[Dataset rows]
— Start —

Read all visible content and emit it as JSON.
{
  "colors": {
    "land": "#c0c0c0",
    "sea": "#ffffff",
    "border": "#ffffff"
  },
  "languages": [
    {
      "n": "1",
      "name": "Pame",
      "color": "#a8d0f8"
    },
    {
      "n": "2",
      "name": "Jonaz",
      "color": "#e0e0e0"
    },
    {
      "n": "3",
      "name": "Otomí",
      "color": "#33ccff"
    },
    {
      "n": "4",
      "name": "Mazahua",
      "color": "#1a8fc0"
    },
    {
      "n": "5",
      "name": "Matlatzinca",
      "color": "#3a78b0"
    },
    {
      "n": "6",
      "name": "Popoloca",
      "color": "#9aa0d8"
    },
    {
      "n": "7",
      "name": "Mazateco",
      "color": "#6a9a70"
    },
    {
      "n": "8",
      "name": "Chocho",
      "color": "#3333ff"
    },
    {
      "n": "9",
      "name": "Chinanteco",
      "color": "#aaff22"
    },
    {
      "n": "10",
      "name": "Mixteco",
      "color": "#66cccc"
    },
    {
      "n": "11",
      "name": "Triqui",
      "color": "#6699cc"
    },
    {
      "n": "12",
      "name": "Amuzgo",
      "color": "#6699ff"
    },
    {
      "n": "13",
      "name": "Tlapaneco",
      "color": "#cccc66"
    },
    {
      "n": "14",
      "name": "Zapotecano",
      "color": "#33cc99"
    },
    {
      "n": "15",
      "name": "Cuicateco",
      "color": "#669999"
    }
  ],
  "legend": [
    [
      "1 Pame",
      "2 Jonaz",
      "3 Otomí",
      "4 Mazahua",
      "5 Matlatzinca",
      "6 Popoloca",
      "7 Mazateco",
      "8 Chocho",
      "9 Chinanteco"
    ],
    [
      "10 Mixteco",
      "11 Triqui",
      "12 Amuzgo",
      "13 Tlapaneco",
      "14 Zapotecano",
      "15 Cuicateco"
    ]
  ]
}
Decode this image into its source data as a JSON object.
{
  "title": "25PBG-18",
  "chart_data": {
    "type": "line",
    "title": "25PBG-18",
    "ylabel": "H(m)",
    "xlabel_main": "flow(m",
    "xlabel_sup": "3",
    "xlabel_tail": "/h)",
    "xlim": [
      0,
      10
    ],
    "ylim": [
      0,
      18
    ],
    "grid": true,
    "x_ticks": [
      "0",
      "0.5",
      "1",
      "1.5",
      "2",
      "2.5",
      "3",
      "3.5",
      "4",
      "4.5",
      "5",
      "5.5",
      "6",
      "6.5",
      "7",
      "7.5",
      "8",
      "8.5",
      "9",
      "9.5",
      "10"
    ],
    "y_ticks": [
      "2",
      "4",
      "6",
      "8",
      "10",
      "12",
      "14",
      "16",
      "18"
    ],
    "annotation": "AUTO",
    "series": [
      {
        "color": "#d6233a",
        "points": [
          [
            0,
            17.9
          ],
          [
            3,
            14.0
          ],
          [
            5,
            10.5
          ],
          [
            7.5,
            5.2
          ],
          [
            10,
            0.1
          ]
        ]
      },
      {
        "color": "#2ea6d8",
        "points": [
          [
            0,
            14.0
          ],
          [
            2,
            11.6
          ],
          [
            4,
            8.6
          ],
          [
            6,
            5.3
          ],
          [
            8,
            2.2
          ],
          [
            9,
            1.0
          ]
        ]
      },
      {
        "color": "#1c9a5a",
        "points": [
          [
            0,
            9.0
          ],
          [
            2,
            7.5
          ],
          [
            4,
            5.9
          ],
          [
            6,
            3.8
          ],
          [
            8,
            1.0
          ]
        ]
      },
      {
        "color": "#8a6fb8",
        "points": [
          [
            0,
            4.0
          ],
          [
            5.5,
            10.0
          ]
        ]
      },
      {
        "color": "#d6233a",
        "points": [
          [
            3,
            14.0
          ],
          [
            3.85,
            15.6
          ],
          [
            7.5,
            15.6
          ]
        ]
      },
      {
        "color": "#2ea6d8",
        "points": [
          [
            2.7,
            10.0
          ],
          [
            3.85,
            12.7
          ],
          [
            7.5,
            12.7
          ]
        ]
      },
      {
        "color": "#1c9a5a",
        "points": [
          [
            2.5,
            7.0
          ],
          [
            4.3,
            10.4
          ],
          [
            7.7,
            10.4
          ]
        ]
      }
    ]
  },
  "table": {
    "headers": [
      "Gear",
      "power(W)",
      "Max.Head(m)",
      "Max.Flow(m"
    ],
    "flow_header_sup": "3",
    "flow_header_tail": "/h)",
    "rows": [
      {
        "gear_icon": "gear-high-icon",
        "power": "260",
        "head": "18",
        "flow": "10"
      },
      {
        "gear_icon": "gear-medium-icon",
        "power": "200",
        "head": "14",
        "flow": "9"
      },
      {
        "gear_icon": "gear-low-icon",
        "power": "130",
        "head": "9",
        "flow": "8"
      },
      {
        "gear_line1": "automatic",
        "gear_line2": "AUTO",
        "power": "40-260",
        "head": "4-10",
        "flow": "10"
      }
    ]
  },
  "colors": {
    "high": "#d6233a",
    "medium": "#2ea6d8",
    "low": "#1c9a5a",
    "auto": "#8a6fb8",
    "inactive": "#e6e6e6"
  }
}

— End —

For this exercise, gather every line of the data that contains the word "icon".

Solution below –
        "gear_icon": "gear-high-icon",
        "gear_icon": "gear-medium-icon",
        "gear_icon": "gear-low-icon",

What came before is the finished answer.